§ Exercise instructions: From the entries below, extract every line that includes the word "حمزة".

— Start of Records supplied —

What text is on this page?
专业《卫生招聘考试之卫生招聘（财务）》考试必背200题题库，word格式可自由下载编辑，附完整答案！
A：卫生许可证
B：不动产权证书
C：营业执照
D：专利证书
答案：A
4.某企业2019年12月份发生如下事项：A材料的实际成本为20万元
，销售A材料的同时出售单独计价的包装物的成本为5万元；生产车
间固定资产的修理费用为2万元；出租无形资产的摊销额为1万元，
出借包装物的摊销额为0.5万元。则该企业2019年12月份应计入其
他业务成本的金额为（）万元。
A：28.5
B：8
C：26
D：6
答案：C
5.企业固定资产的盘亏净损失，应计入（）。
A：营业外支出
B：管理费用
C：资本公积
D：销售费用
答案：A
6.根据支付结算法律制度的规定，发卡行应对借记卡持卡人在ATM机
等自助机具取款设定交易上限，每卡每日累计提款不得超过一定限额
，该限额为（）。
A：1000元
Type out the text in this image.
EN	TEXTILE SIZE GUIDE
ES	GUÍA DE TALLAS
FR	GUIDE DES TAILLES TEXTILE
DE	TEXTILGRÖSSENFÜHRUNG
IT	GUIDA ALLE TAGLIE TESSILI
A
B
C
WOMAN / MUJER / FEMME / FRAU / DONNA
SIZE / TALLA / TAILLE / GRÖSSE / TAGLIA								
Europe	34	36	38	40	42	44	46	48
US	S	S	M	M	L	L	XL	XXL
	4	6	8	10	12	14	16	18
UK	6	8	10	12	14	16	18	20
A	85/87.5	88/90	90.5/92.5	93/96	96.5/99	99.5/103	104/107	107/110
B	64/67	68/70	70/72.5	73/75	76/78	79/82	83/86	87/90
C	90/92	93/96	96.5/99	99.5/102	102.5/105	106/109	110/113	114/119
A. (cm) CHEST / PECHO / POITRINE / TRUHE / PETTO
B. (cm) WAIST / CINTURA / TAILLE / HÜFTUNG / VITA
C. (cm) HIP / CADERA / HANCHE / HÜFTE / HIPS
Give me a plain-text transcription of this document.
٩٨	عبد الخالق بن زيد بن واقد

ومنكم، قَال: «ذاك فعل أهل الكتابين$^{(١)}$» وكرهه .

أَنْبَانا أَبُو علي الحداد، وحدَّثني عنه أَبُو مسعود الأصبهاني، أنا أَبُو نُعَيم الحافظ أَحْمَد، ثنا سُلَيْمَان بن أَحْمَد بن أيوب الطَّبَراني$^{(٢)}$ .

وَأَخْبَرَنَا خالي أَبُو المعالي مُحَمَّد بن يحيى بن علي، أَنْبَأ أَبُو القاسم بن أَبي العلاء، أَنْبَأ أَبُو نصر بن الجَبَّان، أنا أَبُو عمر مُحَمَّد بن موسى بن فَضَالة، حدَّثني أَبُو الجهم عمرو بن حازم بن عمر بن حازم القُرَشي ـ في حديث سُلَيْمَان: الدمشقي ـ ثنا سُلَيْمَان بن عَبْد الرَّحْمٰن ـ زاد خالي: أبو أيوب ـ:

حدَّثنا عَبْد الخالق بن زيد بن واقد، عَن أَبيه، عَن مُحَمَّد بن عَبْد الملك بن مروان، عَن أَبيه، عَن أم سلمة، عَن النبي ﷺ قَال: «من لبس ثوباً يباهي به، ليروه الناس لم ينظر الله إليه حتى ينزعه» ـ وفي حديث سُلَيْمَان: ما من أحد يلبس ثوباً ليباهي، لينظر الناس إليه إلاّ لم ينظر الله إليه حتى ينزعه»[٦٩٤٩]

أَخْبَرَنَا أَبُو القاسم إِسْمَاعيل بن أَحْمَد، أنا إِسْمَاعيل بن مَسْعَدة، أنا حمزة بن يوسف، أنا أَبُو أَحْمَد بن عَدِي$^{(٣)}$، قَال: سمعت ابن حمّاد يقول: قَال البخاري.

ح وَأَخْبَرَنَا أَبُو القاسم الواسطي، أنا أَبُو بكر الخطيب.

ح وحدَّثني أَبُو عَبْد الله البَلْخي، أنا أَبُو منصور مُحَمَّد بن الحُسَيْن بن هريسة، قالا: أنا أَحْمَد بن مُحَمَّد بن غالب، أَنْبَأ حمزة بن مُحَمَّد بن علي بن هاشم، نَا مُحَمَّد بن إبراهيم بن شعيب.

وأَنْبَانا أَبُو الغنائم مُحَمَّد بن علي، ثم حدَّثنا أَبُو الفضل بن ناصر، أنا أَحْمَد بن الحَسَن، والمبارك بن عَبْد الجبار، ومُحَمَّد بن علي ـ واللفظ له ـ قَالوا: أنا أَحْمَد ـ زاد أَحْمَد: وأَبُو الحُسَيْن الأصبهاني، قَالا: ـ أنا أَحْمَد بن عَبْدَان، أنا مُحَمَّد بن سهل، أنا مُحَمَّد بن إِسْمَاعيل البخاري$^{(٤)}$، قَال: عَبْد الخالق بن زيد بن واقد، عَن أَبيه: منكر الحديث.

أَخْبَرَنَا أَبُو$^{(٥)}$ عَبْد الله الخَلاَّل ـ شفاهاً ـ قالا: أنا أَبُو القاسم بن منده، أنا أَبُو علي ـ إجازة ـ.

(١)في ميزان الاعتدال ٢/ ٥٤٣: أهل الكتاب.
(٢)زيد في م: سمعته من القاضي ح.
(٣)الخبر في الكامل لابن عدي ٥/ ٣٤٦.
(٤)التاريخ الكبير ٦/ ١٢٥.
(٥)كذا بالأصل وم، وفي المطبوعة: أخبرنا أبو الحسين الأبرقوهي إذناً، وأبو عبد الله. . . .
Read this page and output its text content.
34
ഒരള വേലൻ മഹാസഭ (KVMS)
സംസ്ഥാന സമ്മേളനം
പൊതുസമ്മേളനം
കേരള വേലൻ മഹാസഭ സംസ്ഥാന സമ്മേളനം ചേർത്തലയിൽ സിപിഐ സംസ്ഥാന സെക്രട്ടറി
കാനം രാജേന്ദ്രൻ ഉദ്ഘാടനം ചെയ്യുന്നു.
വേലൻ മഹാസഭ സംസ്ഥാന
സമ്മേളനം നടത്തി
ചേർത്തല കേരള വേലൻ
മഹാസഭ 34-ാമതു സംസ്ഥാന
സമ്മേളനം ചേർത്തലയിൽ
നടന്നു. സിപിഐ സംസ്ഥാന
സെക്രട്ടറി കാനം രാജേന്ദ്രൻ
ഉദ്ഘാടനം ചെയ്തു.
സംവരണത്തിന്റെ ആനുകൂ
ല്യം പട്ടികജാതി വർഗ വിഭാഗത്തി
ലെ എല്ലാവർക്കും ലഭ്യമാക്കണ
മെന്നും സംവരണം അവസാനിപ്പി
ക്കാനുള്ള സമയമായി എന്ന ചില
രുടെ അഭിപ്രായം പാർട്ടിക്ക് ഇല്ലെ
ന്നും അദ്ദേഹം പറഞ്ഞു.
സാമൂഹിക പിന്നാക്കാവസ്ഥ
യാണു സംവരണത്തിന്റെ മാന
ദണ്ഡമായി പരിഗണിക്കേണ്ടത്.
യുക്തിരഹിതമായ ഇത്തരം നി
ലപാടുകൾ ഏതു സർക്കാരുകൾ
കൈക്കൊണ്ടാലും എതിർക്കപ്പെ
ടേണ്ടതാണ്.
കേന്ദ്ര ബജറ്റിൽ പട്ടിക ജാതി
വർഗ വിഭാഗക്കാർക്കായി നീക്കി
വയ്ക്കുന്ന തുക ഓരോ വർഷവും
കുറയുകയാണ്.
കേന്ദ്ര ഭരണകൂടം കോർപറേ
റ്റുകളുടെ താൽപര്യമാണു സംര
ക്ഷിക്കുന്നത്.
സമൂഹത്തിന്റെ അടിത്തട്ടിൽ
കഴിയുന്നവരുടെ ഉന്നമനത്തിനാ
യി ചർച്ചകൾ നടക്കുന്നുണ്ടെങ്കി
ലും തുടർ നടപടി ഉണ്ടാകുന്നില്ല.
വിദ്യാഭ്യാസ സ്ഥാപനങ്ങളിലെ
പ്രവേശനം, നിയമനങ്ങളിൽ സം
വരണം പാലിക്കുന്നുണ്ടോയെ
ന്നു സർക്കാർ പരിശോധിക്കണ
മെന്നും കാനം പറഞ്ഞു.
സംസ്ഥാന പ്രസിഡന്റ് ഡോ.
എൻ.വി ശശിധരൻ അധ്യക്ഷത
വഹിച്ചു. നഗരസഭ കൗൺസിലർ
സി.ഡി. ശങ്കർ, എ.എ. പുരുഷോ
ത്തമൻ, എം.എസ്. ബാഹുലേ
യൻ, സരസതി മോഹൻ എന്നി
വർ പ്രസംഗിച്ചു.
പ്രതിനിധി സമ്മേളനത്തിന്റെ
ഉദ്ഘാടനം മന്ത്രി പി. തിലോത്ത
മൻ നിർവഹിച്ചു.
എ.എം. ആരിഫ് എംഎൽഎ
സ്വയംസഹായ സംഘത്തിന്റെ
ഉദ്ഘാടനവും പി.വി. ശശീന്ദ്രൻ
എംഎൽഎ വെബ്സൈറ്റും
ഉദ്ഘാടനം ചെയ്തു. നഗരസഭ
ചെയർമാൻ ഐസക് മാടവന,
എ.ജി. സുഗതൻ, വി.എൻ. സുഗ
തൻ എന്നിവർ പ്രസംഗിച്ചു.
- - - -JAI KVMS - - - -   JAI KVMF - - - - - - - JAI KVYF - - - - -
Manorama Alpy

— End of Records supplied —

§ The completed task:
أَخْبَرَنَا أَبُو القاسم إِسْمَاعيل بن أَحْمَد، أنا إِسْمَاعيل بن مَسْعَدة، أنا حمزة بن يوسف، أنا أَبُو أَحْمَد بن عَدِي$^{(٣)}$، قَال: سمعت ابن حمّاد يقول: قَال البخاري.
ح وحدَّثني أَبُو عَبْد الله البَلْخي، أنا أَبُو منصور مُحَمَّد بن الحُسَيْن بن هريسة، قالا: أنا أَحْمَد بن مُحَمَّد بن غالب، أَنْبَأ حمزة بن مُحَمَّد بن علي بن هاشم، نَا مُحَمَّد بن إبراهيم بن شعيب.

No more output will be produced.